Extracted data entries
>>>>>

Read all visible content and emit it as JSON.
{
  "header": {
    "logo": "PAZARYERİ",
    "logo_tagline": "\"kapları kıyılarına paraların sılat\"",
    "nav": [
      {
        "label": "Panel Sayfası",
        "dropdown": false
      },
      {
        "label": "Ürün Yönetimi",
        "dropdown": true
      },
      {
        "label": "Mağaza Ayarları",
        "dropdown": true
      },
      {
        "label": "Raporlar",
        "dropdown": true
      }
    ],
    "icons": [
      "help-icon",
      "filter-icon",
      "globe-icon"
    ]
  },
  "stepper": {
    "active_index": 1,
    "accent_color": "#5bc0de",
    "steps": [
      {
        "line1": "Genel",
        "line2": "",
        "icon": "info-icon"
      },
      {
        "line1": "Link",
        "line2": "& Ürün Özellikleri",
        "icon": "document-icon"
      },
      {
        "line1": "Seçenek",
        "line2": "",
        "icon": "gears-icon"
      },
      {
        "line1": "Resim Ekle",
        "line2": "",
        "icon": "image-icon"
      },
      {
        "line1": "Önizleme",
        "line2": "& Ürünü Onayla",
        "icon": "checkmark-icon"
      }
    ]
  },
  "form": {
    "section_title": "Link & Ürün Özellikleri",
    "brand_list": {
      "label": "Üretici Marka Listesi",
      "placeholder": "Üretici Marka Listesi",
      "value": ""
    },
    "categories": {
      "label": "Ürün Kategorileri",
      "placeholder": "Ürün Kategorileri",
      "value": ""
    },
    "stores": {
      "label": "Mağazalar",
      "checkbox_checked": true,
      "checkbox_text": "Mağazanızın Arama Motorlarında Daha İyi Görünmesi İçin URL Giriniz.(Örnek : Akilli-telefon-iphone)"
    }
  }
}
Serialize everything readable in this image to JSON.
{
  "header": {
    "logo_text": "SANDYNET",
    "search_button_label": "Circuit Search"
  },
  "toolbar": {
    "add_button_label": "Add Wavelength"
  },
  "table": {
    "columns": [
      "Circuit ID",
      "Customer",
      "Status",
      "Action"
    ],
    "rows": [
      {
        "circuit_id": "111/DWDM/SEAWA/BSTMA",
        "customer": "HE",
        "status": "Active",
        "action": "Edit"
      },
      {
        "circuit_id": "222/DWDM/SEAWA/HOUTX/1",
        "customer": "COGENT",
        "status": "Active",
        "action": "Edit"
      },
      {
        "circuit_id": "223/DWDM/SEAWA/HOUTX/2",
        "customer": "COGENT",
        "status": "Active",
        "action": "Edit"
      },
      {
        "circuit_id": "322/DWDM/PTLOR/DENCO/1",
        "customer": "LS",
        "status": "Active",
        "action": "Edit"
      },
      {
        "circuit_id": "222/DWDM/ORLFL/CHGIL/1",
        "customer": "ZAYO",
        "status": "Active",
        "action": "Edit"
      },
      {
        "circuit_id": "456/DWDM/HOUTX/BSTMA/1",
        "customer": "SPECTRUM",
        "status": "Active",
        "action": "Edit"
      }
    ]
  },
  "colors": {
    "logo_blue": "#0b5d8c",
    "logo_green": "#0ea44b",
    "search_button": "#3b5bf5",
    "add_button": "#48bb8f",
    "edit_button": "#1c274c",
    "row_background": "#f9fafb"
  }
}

<<<<<

• **THE TASK**
Tell how many lines include "Marka". The number is the whole answer.

• **FULL OUTPUT**
2